== Exercise ==
Would it be possible to write out each entry below exactly, without the pictures?

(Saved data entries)
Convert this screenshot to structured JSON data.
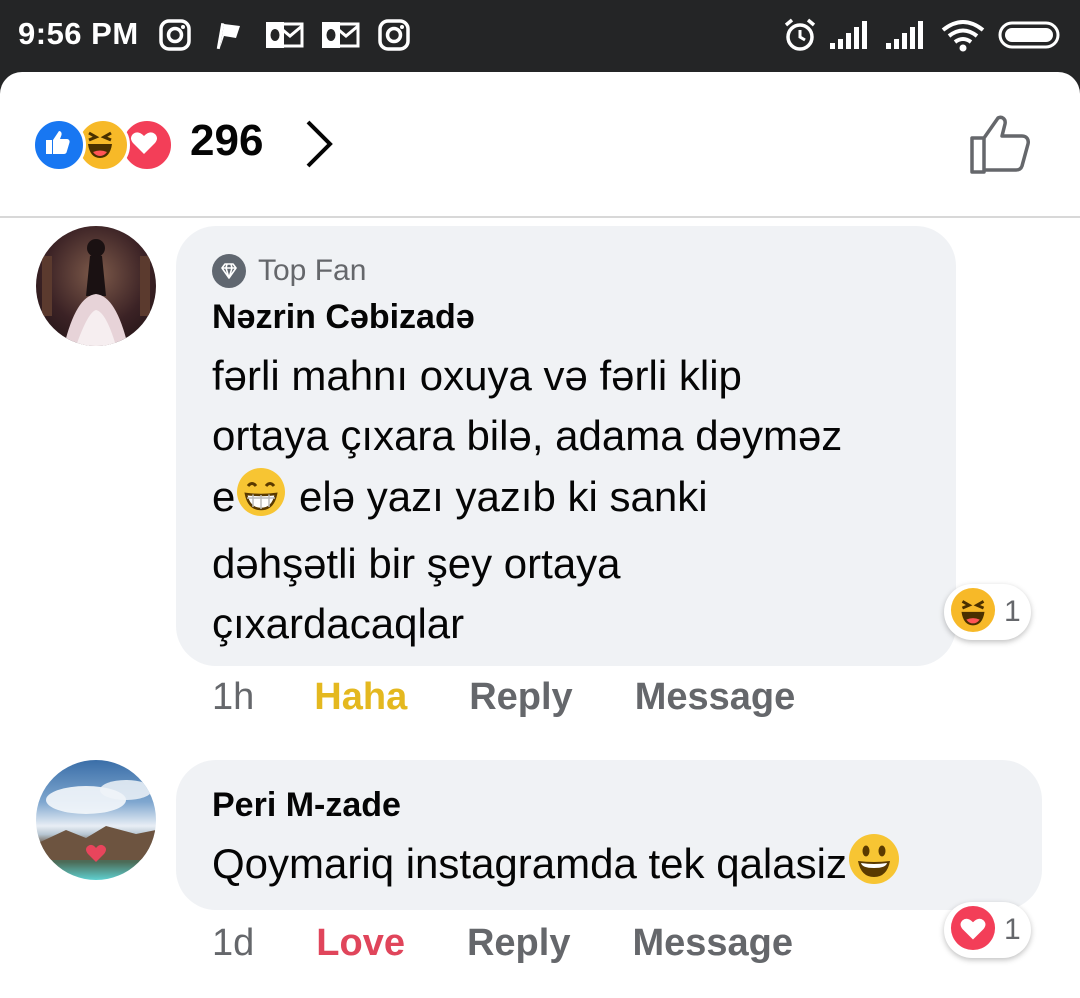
{
  "status_bar": {
    "time": "9:56 PM",
    "left_icons": [
      "instagram-icon",
      "flag-icon",
      "outlook-icon",
      "outlook-icon",
      "instagram-icon"
    ],
    "right_icons": [
      "alarm-icon",
      "signal-icon",
      "signal-icon",
      "wifi-icon",
      "battery-icon"
    ]
  },
  "reactions": {
    "icons": [
      "like",
      "haha",
      "love"
    ],
    "count": "296",
    "colors": {
      "like": "#1877f2",
      "haha": "#f7b928",
      "love": "#f33e58"
    }
  },
  "comments": [
    {
      "badge": "Top Fan",
      "author": "Nəzrin Cəbizadə",
      "lines": [
        "fərli mahnı oxuya və fərli klip",
        "ortaya çıxara bilə, adama dəyməz",
        "e",
        " elə yazı yazıb ki sanki",
        "dəhşətli bir şey ortaya",
        "çıxardacaqlar"
      ],
      "time": "1h",
      "reaction_label": "Haha",
      "reply_label": "Reply",
      "message_label": "Message",
      "reaction_chip_count": "1",
      "reaction_color": "#e4b81f"
    },
    {
      "author": "Peri M-zade",
      "text": "Qoymariq instagramda tek qalasiz",
      "time": "1d",
      "reaction_label": "Love",
      "reply_label": "Reply",
      "message_label": "Message",
      "reaction_chip_count": "1",
      "reaction_color": "#e0455b"
    }
  ]
}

== Finished exercise ==
Convert this screenshot to structured JSON data.
{
  "status_bar": {
    "time": "9:56 PM",
    "left_icons": [
      "instagram-icon",
      "flag-icon",
      "outlook-icon",
      "outlook-icon",
      "instagram-icon"
    ],
    "right_icons": [
      "alarm-icon",
      "signal-icon",
      "signal-icon",
      "wifi-icon",
      "battery-icon"
    ]
  },
  "reactions": {
    "icons": [
      "like",
      "haha",
      "love"
    ],
    "count": "296",
    "colors": {
      "like": "#1877f2",
      "haha": "#f7b928",
      "love": "#f33e58"
    }
  },
  "comments": [
    {
      "badge": "Top Fan",
      "author": "Nəzrin Cəbizadə",
      "lines": [
        "fərli mahnı oxuya və fərli klip",
        "ortaya çıxara bilə, adama dəyməz",
        "e",
        " elə yazı yazıb ki sanki",
        "dəhşətli bir şey ortaya",
        "çıxardacaqlar"
      ],
      "time": "1h",
      "reaction_label": "Haha",
      "reply_label": "Reply",
      "message_label": "Message",
      "reaction_chip_count": "1",
      "reaction_color": "#e4b81f"
    },
    {
      "author": "Peri M-zade",
      "text": "Qoymariq instagramda tek qalasiz",
      "time": "1d",
      "reaction_label": "Love",
      "reply_label": "Reply",
      "message_label": "Message",
      "reaction_chip_count": "1",
      "reaction_color": "#e0455b"
    }
  ]
}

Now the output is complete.